Write out every line of the records below as a numbered list, omitting blank lines.
>> begin Supplied material
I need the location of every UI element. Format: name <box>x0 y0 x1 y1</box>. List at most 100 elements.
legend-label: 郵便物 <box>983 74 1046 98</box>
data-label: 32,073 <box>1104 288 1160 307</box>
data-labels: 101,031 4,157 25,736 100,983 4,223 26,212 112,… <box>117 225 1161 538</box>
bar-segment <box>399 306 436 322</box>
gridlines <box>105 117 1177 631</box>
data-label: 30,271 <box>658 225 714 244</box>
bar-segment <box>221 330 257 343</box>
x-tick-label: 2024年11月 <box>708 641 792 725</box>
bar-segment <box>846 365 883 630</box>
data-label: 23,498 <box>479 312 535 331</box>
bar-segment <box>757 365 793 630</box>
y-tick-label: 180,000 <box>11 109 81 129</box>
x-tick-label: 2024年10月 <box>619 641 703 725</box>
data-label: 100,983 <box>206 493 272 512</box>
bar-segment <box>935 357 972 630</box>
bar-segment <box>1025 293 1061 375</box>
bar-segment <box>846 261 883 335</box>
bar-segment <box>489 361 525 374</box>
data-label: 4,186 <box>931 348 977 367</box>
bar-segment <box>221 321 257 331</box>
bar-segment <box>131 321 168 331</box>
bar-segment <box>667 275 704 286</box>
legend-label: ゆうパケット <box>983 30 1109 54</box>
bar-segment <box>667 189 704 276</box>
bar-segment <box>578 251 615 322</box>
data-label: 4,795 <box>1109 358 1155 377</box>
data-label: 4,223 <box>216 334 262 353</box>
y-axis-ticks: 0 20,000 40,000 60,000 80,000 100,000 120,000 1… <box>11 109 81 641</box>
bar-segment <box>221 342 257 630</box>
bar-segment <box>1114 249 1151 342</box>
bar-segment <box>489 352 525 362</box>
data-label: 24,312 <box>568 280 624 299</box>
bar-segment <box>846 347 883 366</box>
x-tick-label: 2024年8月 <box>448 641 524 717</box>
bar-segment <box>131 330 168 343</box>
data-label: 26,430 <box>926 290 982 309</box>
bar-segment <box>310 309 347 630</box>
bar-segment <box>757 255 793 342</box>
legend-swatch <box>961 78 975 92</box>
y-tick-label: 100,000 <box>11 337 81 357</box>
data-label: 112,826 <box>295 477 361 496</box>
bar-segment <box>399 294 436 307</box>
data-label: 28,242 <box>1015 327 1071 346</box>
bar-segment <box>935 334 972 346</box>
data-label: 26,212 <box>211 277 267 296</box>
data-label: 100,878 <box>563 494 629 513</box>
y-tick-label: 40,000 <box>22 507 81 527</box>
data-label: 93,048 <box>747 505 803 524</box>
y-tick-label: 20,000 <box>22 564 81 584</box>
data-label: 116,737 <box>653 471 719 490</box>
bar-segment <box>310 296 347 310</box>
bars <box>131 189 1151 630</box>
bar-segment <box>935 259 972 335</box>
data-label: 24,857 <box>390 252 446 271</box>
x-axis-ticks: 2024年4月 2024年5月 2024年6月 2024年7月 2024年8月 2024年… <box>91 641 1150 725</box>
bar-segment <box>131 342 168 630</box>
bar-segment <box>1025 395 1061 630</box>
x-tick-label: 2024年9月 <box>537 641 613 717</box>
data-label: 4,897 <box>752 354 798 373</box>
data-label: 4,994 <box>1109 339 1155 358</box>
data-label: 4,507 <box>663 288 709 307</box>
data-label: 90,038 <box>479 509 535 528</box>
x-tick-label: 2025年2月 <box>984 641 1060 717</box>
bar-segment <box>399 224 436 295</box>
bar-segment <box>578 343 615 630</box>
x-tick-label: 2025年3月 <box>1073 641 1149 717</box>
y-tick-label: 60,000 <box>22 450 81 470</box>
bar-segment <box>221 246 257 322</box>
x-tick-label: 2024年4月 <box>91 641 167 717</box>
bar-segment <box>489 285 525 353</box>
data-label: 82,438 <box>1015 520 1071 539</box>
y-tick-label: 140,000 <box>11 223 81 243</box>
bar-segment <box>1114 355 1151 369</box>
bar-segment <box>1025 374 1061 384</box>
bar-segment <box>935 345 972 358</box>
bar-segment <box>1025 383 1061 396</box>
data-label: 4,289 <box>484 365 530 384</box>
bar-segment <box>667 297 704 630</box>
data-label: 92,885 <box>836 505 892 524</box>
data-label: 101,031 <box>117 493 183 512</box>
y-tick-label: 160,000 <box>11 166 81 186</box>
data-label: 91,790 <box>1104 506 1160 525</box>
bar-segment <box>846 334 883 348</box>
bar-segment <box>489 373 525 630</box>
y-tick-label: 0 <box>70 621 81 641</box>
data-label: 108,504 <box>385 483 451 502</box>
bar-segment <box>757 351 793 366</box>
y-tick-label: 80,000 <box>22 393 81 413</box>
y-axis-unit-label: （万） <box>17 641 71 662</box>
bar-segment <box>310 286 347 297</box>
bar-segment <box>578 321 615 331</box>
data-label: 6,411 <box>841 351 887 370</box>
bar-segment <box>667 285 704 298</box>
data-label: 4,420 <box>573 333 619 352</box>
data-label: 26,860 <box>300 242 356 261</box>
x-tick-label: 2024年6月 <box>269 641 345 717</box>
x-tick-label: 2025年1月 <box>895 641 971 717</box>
>> end Supplied material
Reply =
1. I need the location of every UI element. Format: name <box>x0 y0 x1 y1</box>. List at most 100 elements.
2. legend-label: 郵便物 <box>983 74 1046 98</box>
3. data-label: 32,073 <box>1104 288 1160 307</box>
4. data-labels: 101,031 4,157 25,736 100,983 4,223 26,212 112,… <box>117 225 1161 538</box>
5. bar-segment <box>399 306 436 322</box>
6. gridlines <box>105 117 1177 631</box>
7. data-label: 30,271 <box>658 225 714 244</box>
8. bar-segment <box>221 330 257 343</box>
9. x-tick-label: 2024年11月 <box>708 641 792 725</box>
10. bar-segment <box>846 365 883 630</box>
11. data-label: 23,498 <box>479 312 535 331</box>
12. bar-segment <box>757 365 793 630</box>
13. y-tick-label: 180,000 <box>11 109 81 129</box>
14. x-tick-label: 2024年10月 <box>619 641 703 725</box>
15. data-label: 100,983 <box>206 493 272 512</box>
16. bar-segment <box>935 357 972 630</box>
17. bar-segment <box>1025 293 1061 375</box>
18. bar-segment <box>846 261 883 335</box>
19. bar-segment <box>489 361 525 374</box>
20. data-label: 4,186 <box>931 348 977 367</box>
21. bar-segment <box>221 321 257 331</box>
22. bar-segment <box>131 321 168 331</box>
23. bar-segment <box>667 275 704 286</box>
24. legend-label: ゆうパケット <box>983 30 1109 54</box>
25. bar-segment <box>667 189 704 276</box>
26. bar-segment <box>578 251 615 322</box>
27. data-label: 4,795 <box>1109 358 1155 377</box>
28. data-label: 4,223 <box>216 334 262 353</box>
29. y-axis-ticks: 0 20,000 40,000 60,000 80,000 100,000 120,000 1… <box>11 109 81 641</box>
30. bar-segment <box>221 342 257 630</box>
31. bar-segment <box>1114 249 1151 342</box>
32. bar-segment <box>489 352 525 362</box>
33. data-label: 24,312 <box>568 280 624 299</box>
34. bar-segment <box>846 347 883 366</box>
35. x-tick-label: 2024年8月 <box>448 641 524 717</box>
36. bar-segment <box>131 330 168 343</box>
37. data-label: 26,430 <box>926 290 982 309</box>
38. bar-segment <box>310 309 347 630</box>
39. bar-segment <box>757 255 793 342</box>
40. legend-swatch <box>961 78 975 92</box>
41. y-tick-label: 100,000 <box>11 337 81 357</box>
42. data-label: 112,826 <box>295 477 361 496</box>
43. bar-segment <box>399 294 436 307</box>
44. data-label: 28,242 <box>1015 327 1071 346</box>
45. bar-segment <box>935 334 972 346</box>
46. data-label: 26,212 <box>211 277 267 296</box>
47. data-label: 100,878 <box>563 494 629 513</box>
48. y-tick-label: 40,000 <box>22 507 81 527</box>
49. data-label: 93,048 <box>747 505 803 524</box>
50. y-tick-label: 20,000 <box>22 564 81 584</box>
51. data-label: 116,737 <box>653 471 719 490</box>
52. bar-segment <box>310 296 347 310</box>
53. bars <box>131 189 1151 630</box>
54. bar-segment <box>935 259 972 335</box>
55. data-label: 24,857 <box>390 252 446 271</box>
56. x-axis-ticks: 2024年4月 2024年5月 2024年6月 2024年7月 2024年8月 2024年… <box>91 641 1150 725</box>
57. bar-segment <box>131 342 168 630</box>
58. bar-segment <box>1025 395 1061 630</box>
59. x-tick-label: 2024年9月 <box>537 641 613 717</box>
60. data-label: 4,897 <box>752 354 798 373</box>
61. data-label: 4,994 <box>1109 339 1155 358</box>
62. data-label: 4,507 <box>663 288 709 307</box>
63. data-label: 90,038 <box>479 509 535 528</box>
64. x-tick-label: 2025年2月 <box>984 641 1060 717</box>
65. bar-segment <box>399 224 436 295</box>
66. bar-segment <box>578 343 615 630</box>
67. x-tick-label: 2025年3月 <box>1073 641 1149 717</box>
68. y-tick-label: 60,000 <box>22 450 81 470</box>
69. bar-segment <box>221 246 257 322</box>
70. x-tick-label: 2024年4月 <box>91 641 167 717</box>
71. bar-segment <box>489 285 525 353</box>
72. data-label: 82,438 <box>1015 520 1071 539</box>
73. y-tick-label: 140,000 <box>11 223 81 243</box>
74. bar-segment <box>1114 355 1151 369</box>
75. bar-segment <box>1025 374 1061 384</box>
76. bar-segment <box>935 345 972 358</box>
77. bar-segment <box>1025 383 1061 396</box>
78. data-label: 4,289 <box>484 365 530 384</box>
79. bar-segment <box>667 297 704 630</box>
80. data-label: 92,885 <box>836 505 892 524</box>
81. data-label: 101,031 <box>117 493 183 512</box>
82. y-tick-label: 160,000 <box>11 166 81 186</box>
83. data-label: 91,790 <box>1104 506 1160 525</box>
84. bar-segment <box>846 334 883 348</box>
85. bar-segment <box>489 373 525 630</box>
86. y-tick-label: 0 <box>70 621 81 641</box>
87. data-label: 108,504 <box>385 483 451 502</box>
88. bar-segment <box>757 351 793 366</box>
89. y-tick-label: 80,000 <box>22 393 81 413</box>
90. y-axis-unit-label: （万） <box>17 641 71 662</box>
91. bar-segment <box>310 286 347 297</box>
92. bar-segment <box>578 321 615 331</box>
93. data-label: 6,411 <box>841 351 887 370</box>
94. bar-segment <box>667 285 704 298</box>
95. data-label: 4,420 <box>573 333 619 352</box>
96. data-label: 26,860 <box>300 242 356 261</box>
97. x-tick-label: 2024年6月 <box>269 641 345 717</box>
98. x-tick-label: 2025年1月 <box>895 641 971 717</box>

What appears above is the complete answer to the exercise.